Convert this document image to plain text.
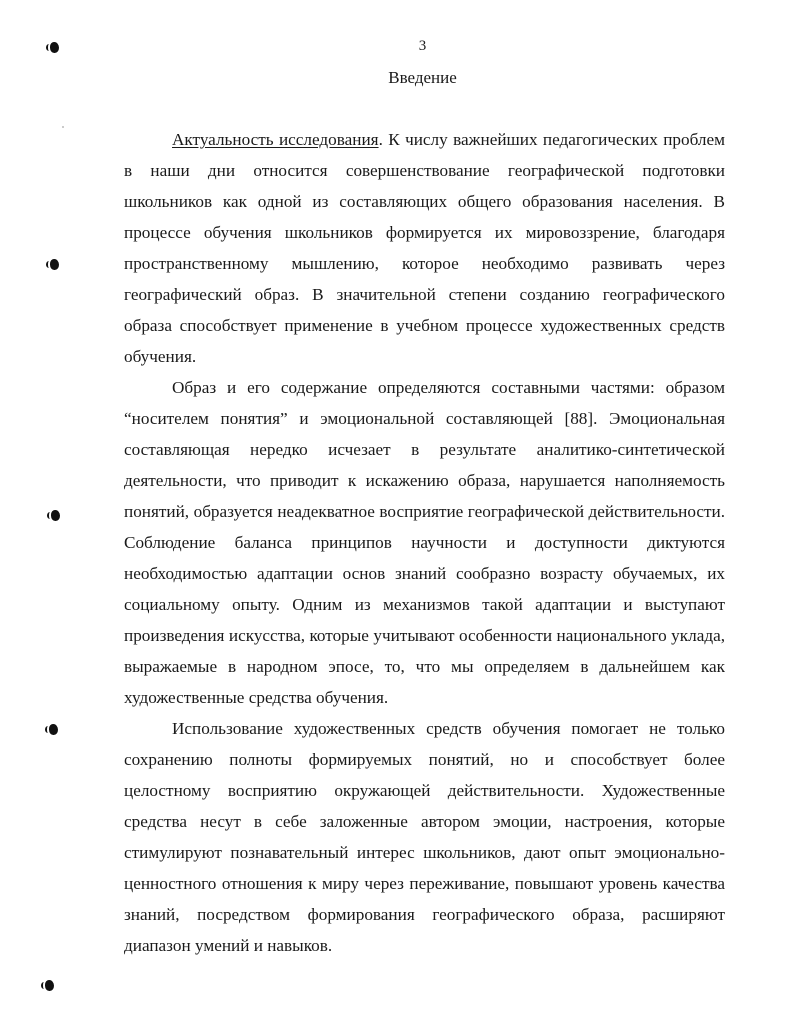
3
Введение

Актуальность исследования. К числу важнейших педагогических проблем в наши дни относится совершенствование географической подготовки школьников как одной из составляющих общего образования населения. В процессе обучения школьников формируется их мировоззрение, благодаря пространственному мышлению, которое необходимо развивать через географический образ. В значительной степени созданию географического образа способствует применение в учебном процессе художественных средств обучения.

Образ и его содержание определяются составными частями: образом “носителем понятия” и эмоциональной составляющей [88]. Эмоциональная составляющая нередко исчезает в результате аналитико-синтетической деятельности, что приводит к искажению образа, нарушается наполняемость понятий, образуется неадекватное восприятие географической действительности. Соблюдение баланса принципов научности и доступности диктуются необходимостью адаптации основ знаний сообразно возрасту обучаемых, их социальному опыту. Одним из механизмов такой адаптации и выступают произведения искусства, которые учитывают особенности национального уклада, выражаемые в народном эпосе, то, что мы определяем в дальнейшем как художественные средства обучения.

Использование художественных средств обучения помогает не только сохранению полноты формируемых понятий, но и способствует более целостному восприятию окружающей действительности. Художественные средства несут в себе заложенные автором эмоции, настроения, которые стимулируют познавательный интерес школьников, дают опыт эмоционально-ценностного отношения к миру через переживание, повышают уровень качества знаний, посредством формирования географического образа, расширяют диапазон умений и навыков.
_____
Look through the material and copy each line that has "географической".

- _Response to the exercise_
Актуальность исследования. К числу важнейших педагогических проблем в наши дни относится совершенствование географической подготовки школьников как одной из составляющих общего образования населения. В процессе обучения школьников формируется их мировоззрение, благодаря пространственному мышлению, которое необходимо развивать через географический образ. В значительной степени созданию географического образа способствует применение в учебном процессе художественных средств обучения.
Образ и его содержание определяются составными частями: образом “носителем понятия” и эмоциональной составляющей [88]. Эмоциональная составляющая нередко исчезает в результате аналитико-синтетической деятельности, что приводит к искажению образа, нарушается наполняемость понятий, образуется неадекватное восприятие географической действительности. Соблюдение баланса принципов научности и доступности диктуются необходимостью адаптации основ знаний сообразно возрасту обучаемых, их социальному опыту. Одним из механизмов такой адаптации и выступают произведения искусства, которые учитывают особенности национального уклада, выражаемые в народном эпосе, то, что мы определяем в дальнейшем как художественные средства обучения.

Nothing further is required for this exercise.